(Extracted records)
###

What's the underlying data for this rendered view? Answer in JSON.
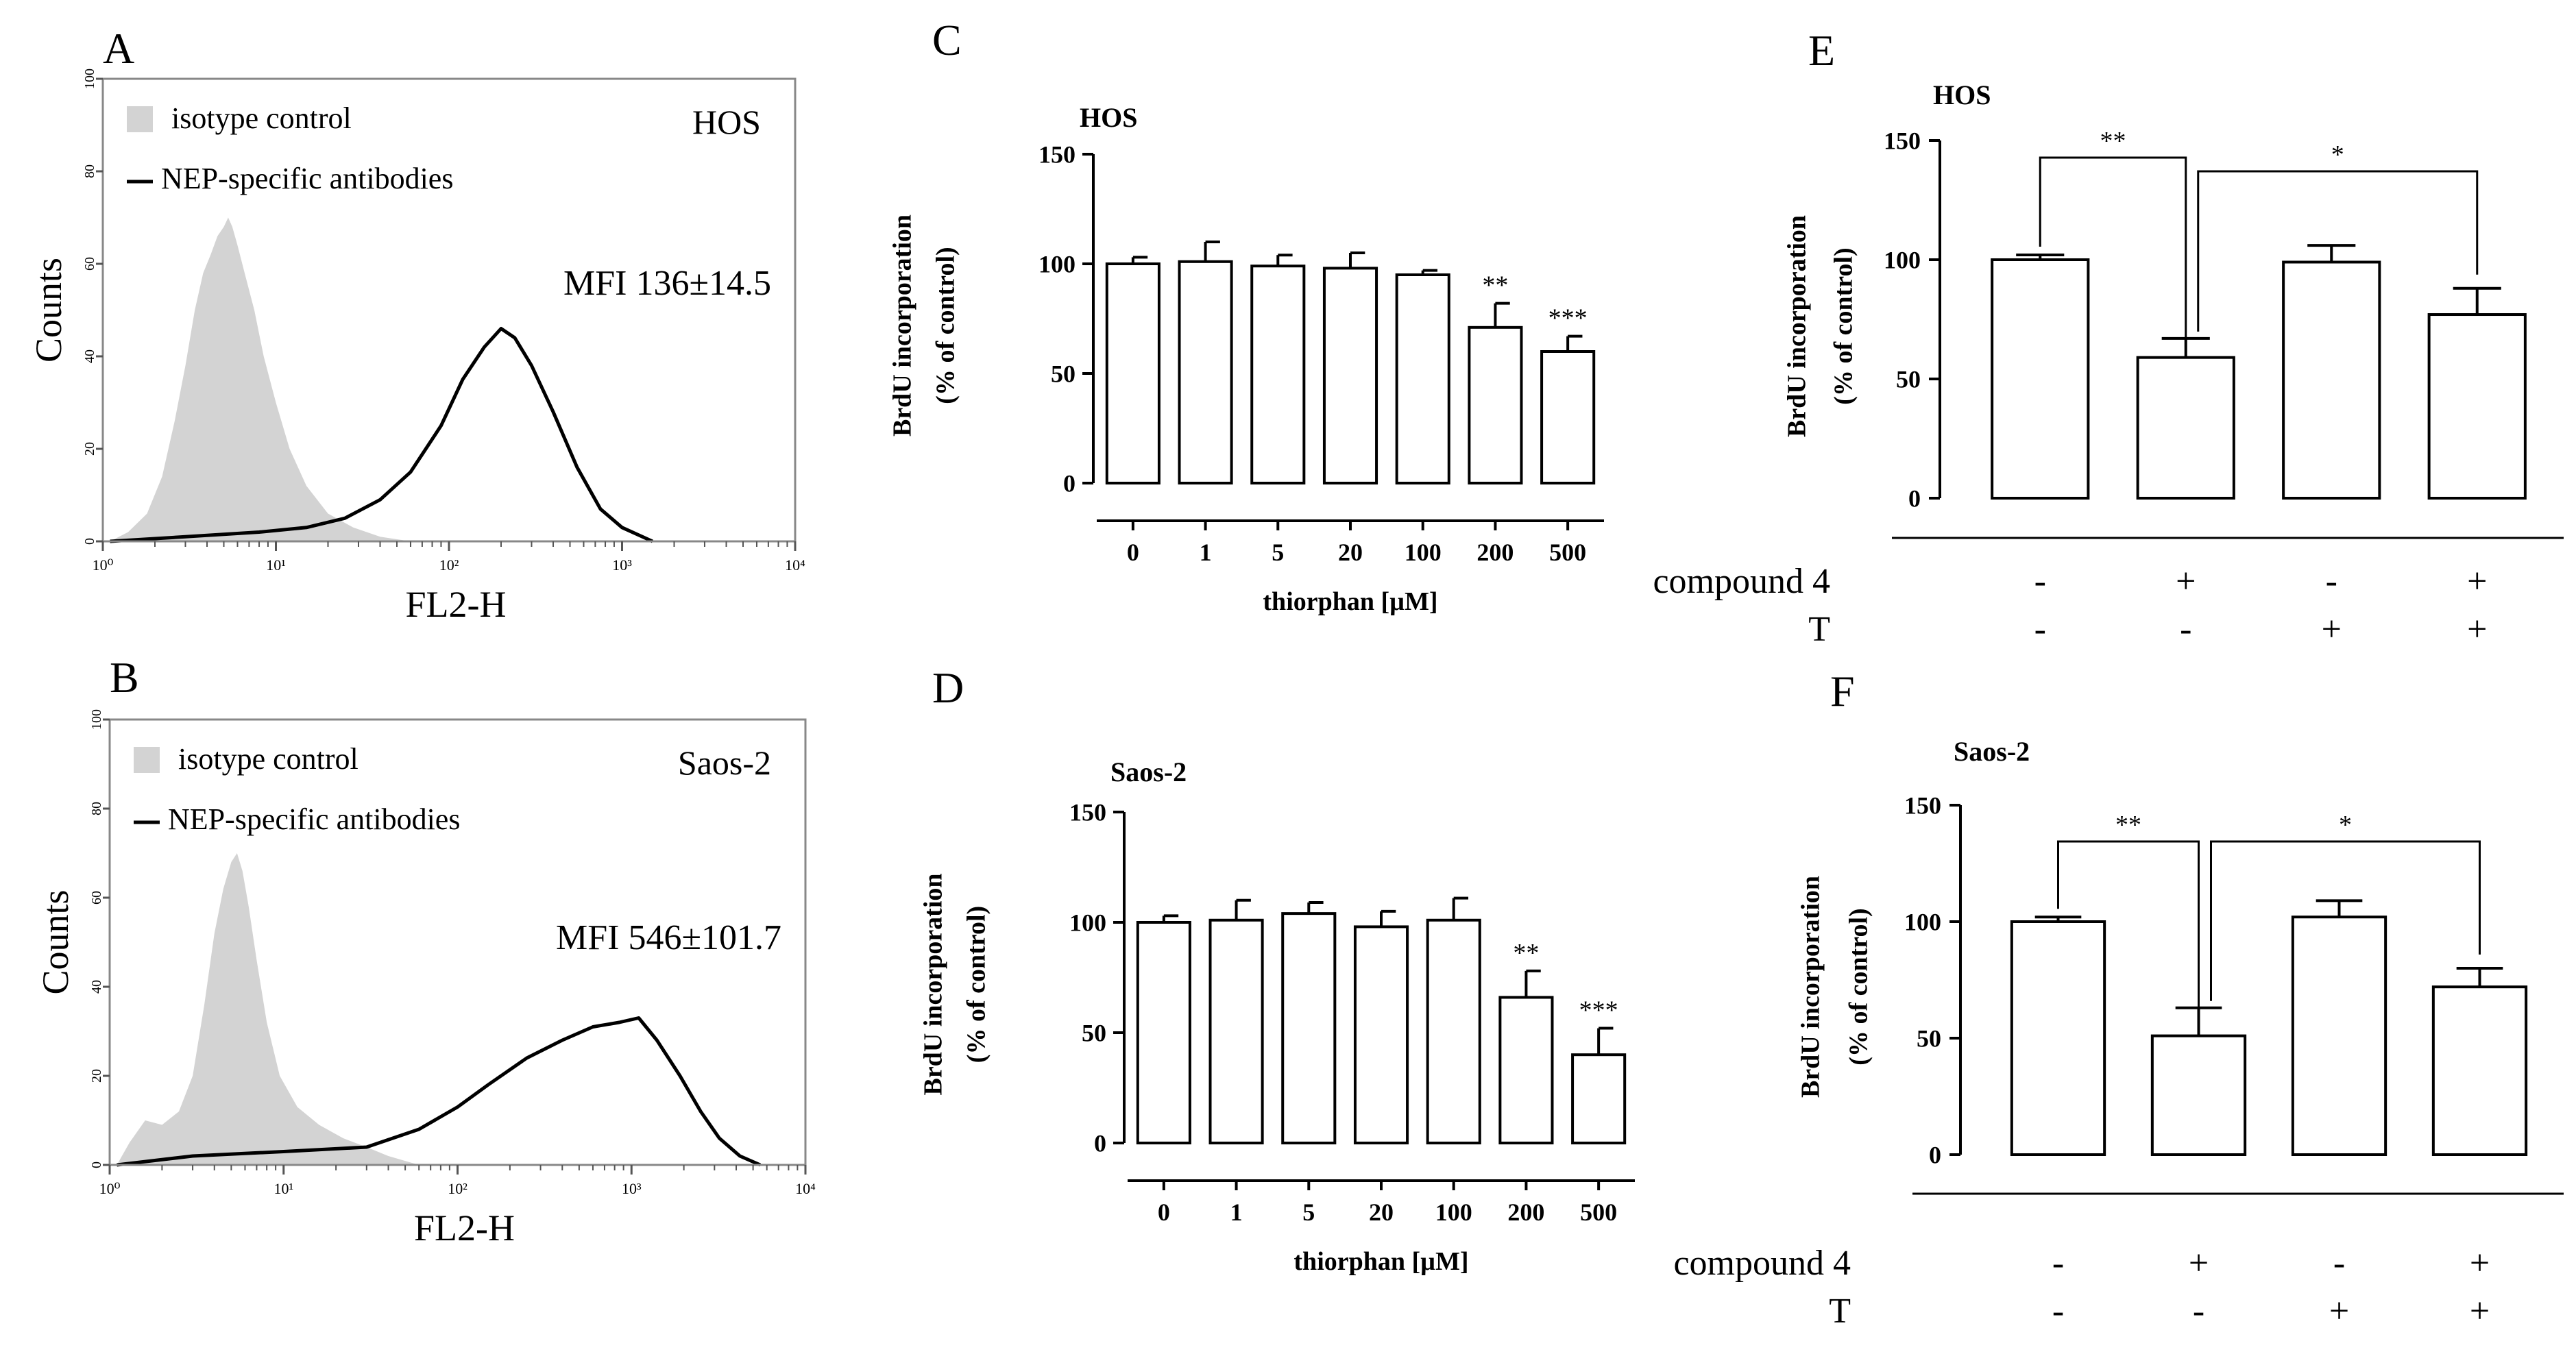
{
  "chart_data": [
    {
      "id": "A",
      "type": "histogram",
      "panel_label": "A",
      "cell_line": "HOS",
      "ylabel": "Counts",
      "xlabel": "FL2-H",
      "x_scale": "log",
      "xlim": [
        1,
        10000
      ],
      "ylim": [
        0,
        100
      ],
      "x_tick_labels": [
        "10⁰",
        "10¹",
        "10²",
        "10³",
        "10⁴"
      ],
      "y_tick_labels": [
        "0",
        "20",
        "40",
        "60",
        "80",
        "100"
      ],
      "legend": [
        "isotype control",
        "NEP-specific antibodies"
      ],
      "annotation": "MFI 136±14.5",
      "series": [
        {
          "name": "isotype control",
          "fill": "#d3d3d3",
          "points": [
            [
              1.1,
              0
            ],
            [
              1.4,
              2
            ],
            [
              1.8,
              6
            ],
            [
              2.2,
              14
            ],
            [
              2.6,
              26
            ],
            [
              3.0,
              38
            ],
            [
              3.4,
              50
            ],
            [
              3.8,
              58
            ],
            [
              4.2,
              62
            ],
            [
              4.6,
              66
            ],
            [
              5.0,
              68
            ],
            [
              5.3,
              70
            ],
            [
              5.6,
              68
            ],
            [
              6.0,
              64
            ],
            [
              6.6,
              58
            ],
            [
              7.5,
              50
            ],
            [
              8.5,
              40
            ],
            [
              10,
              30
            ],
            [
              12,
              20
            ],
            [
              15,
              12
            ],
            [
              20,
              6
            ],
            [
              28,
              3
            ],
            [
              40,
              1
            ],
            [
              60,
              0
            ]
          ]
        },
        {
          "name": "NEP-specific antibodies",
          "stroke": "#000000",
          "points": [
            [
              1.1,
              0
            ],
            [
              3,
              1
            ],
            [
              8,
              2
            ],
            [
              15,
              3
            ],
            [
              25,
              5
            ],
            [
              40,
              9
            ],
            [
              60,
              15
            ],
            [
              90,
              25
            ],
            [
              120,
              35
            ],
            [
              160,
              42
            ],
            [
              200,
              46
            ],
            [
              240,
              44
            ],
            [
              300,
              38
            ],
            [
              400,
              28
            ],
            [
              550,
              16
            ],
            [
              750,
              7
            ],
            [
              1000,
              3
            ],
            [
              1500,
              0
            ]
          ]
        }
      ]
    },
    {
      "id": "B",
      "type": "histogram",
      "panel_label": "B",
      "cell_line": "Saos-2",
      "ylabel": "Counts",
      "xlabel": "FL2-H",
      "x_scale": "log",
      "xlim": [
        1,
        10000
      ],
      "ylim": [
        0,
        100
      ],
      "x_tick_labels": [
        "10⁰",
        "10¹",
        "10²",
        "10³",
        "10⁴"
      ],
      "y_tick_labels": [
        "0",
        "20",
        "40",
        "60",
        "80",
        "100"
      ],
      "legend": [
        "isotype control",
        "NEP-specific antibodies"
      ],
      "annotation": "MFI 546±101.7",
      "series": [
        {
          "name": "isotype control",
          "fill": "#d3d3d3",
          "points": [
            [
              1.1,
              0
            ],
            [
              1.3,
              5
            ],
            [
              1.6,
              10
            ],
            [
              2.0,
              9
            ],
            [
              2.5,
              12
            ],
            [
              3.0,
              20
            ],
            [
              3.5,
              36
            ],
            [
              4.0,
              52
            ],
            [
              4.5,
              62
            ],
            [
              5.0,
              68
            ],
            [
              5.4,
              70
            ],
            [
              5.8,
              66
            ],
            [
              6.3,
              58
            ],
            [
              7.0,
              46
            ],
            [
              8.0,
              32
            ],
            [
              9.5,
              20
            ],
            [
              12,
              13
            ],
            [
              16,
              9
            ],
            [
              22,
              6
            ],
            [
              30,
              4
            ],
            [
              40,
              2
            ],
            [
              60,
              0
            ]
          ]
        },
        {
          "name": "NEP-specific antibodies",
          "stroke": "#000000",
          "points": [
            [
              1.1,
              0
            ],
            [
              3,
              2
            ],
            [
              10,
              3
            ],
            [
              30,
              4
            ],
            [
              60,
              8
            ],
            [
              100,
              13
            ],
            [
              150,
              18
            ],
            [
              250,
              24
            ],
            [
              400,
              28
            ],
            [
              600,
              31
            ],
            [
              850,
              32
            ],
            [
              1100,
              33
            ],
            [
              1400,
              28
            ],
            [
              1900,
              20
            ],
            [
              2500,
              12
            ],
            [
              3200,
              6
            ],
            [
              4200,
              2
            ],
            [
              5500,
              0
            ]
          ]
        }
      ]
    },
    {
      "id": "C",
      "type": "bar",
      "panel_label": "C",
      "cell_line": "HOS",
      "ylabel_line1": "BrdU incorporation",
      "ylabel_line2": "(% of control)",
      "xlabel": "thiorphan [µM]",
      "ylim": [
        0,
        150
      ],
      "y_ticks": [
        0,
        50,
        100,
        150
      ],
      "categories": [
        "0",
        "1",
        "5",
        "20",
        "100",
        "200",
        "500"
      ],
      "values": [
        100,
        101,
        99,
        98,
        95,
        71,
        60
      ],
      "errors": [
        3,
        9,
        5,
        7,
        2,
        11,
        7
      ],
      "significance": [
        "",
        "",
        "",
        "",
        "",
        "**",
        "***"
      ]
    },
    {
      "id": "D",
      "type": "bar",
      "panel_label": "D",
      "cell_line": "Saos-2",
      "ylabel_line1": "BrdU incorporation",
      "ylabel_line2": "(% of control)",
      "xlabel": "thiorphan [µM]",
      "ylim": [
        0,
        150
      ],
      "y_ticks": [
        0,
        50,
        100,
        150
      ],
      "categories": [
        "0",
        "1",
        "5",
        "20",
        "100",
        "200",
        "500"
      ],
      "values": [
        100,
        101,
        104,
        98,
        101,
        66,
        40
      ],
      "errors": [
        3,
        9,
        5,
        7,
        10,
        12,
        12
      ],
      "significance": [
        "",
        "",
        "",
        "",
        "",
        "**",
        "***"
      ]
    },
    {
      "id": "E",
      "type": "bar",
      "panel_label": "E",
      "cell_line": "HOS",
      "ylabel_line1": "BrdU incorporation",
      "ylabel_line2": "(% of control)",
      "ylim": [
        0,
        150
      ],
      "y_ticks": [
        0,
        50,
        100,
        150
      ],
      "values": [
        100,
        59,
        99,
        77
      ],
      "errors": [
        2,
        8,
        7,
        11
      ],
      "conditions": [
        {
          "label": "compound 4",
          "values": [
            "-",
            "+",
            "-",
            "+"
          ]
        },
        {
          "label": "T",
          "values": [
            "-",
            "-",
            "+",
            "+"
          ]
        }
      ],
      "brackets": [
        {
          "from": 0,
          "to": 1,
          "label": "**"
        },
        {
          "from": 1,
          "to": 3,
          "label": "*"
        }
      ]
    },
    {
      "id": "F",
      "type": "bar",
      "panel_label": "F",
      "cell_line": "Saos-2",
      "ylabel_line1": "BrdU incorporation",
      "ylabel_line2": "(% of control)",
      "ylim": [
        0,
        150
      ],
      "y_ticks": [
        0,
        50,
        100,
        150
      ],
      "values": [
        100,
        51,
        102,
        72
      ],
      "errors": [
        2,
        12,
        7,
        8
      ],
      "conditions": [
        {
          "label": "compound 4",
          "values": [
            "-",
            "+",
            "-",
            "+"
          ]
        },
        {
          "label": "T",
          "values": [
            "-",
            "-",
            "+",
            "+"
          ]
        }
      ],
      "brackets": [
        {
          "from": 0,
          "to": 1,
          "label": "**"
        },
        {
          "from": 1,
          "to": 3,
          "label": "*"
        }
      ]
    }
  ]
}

###

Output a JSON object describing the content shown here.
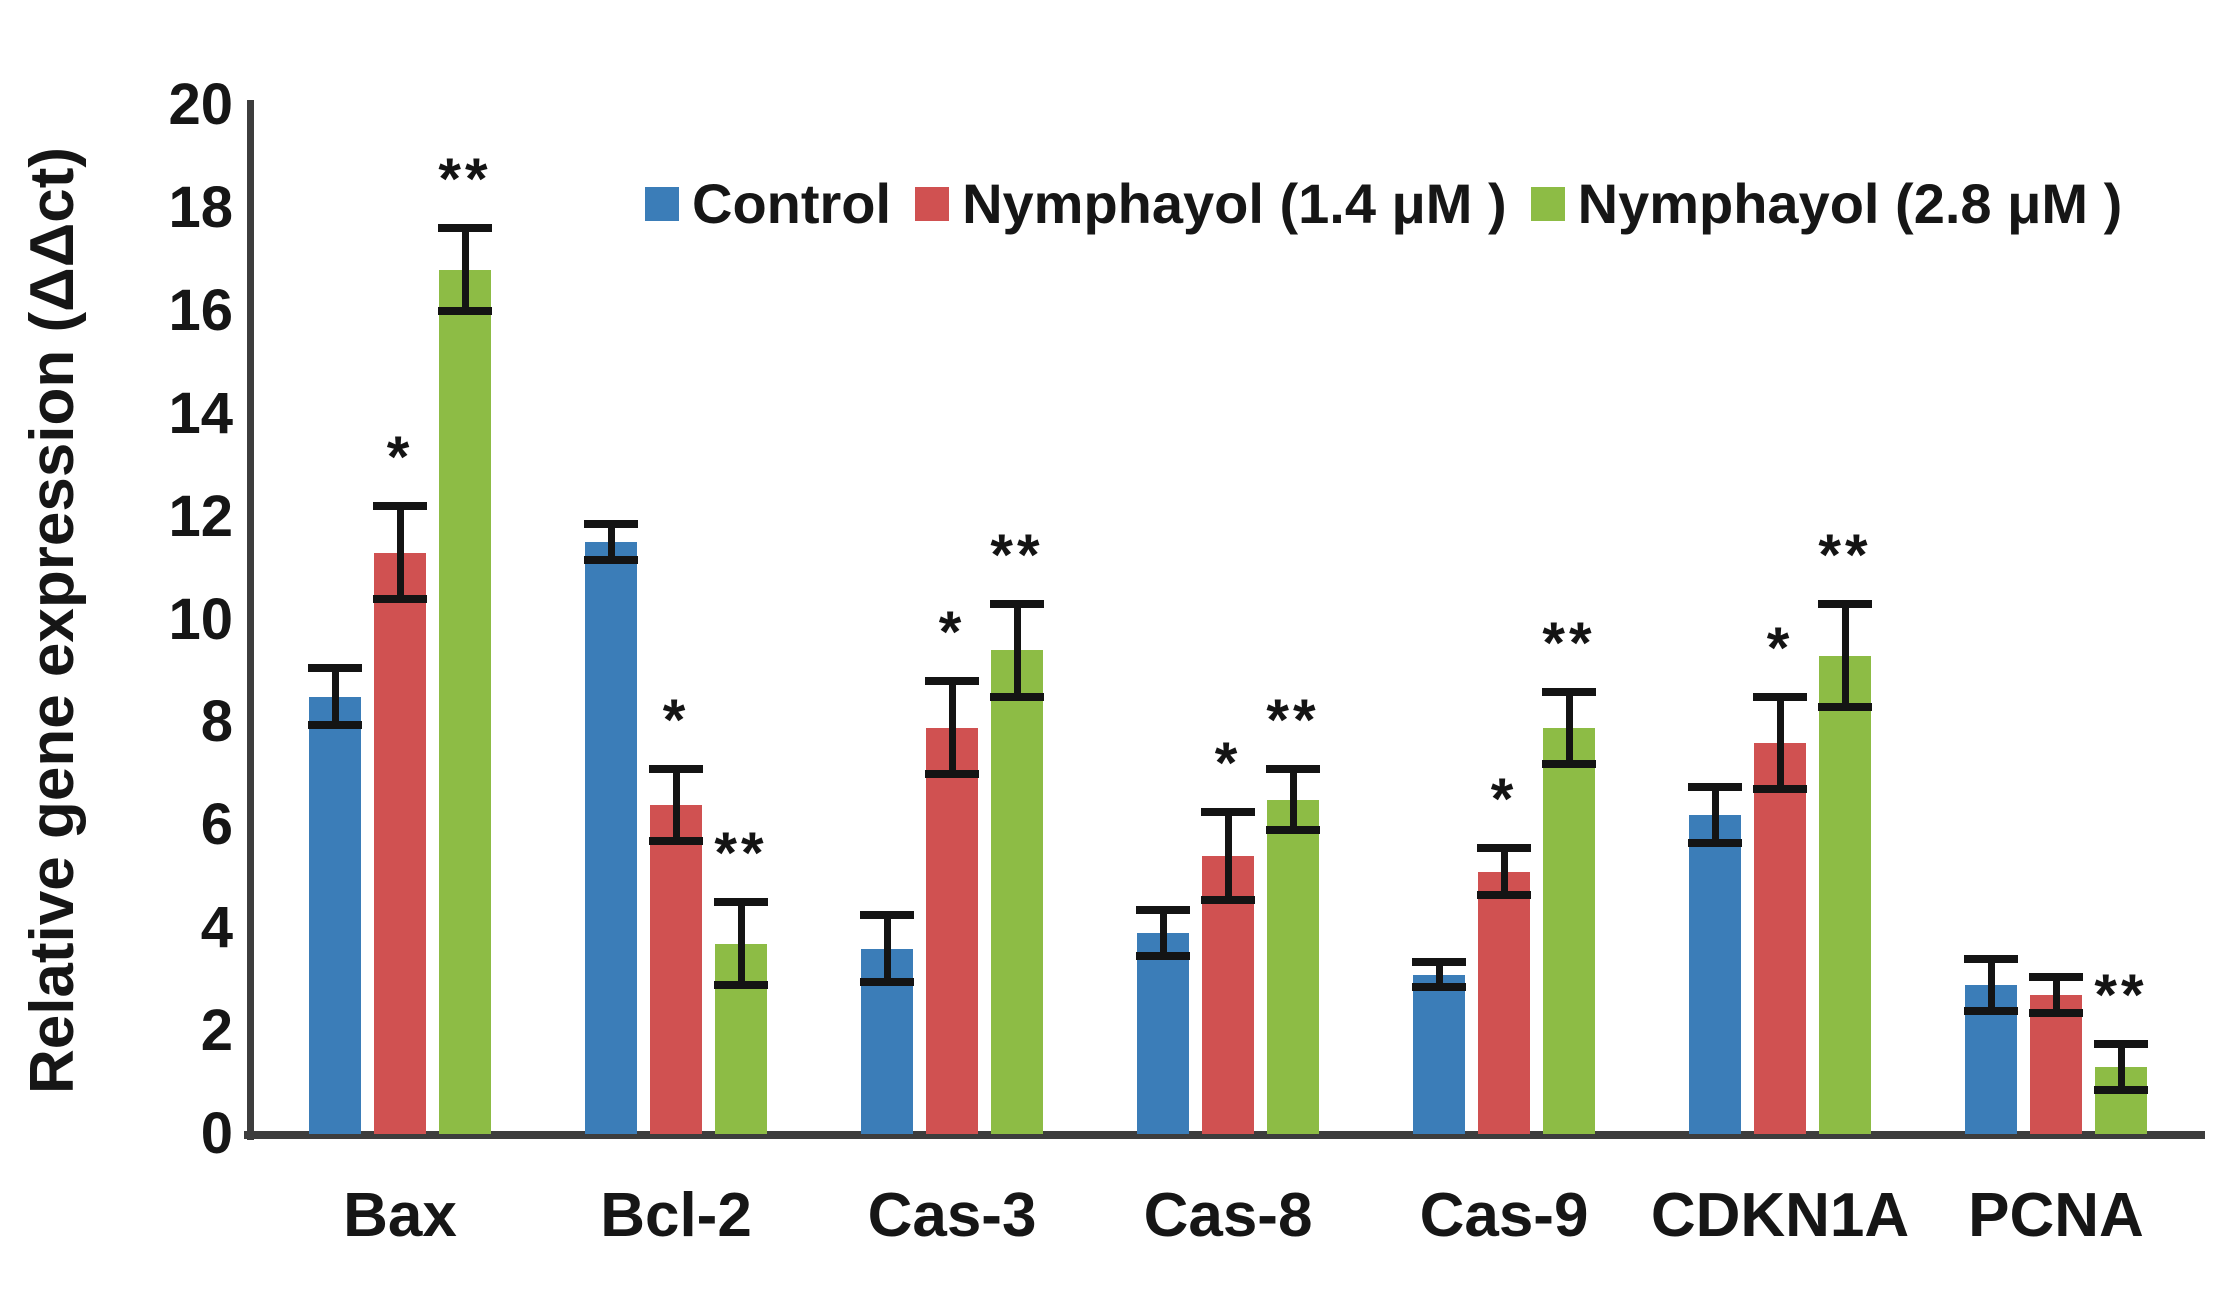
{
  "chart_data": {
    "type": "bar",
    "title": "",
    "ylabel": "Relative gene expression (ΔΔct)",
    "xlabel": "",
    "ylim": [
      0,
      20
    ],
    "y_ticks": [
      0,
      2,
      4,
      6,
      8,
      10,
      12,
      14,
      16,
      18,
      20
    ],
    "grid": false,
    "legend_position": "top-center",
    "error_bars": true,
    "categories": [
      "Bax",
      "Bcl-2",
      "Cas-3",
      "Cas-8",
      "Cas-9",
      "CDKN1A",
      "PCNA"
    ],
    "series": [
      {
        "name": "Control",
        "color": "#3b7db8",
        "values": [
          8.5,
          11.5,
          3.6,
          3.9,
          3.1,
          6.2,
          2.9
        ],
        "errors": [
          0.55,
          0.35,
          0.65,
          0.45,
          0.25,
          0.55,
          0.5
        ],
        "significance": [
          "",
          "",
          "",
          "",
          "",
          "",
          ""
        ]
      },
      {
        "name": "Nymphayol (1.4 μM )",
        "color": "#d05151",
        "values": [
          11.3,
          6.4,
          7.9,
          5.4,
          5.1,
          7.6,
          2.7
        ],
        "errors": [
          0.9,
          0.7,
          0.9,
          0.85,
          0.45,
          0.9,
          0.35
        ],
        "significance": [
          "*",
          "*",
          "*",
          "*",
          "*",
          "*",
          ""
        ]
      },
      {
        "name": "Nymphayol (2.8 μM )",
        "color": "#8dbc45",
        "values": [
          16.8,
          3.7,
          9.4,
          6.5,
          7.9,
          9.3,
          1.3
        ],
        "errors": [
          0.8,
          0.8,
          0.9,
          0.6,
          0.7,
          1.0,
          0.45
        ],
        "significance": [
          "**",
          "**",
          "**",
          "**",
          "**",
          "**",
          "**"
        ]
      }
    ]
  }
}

###

* [WHAT IS REQUIRED]
Across the data above, how many lines include the word "JSON"? Give only the count.

* [RESPONSE BELOW]
2